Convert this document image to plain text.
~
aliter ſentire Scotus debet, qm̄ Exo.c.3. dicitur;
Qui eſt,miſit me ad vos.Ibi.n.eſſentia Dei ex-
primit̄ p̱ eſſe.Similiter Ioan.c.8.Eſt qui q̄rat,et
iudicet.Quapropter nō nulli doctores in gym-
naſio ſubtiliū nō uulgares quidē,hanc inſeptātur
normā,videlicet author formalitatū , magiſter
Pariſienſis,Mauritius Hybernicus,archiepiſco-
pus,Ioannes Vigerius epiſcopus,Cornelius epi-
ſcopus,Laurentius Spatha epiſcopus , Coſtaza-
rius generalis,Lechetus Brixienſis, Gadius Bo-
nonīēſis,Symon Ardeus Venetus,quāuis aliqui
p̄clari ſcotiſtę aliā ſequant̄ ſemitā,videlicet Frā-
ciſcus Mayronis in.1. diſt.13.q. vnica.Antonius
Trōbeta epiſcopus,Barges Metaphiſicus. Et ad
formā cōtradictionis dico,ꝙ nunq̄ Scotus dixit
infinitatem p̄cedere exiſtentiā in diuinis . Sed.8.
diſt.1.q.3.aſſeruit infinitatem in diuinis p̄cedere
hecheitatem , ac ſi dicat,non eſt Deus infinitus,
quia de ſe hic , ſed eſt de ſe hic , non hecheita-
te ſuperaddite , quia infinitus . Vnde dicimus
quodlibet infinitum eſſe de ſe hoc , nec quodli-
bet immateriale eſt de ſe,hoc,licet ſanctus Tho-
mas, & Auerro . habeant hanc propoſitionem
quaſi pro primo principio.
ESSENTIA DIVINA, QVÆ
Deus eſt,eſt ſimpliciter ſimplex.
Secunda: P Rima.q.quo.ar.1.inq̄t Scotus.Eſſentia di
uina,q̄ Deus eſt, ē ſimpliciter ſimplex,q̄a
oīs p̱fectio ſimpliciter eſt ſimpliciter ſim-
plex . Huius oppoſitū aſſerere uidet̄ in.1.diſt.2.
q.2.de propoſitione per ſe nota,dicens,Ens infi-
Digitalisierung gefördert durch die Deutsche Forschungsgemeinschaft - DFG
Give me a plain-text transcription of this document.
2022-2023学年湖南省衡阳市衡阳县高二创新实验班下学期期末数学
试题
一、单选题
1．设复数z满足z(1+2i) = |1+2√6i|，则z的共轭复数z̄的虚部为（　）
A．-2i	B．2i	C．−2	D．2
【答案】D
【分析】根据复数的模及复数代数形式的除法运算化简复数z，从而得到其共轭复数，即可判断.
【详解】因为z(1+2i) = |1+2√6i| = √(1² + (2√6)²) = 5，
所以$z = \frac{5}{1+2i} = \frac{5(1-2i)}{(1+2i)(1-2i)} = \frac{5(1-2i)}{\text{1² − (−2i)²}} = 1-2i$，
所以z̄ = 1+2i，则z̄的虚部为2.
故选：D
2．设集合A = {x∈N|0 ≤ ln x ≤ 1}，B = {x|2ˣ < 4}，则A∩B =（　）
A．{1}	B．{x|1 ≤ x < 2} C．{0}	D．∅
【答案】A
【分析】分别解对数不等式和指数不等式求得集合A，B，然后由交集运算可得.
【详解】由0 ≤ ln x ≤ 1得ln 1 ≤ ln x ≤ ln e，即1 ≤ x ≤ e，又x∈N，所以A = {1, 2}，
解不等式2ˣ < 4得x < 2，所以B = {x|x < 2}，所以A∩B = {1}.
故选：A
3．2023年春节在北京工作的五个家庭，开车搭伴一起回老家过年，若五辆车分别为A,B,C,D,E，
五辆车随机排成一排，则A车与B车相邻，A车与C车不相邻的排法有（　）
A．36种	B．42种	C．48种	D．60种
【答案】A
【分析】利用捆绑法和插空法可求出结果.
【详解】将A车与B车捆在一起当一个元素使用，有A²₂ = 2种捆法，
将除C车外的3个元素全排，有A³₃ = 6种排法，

§ Directions for this task
Go through the material and select each line with the string "quia" in it.

§ Correct answer
quia de ſe hic , ſed eſt de ſe hic , non hecheita-
te ſuperaddite , quia infinitus . Vnde dicimus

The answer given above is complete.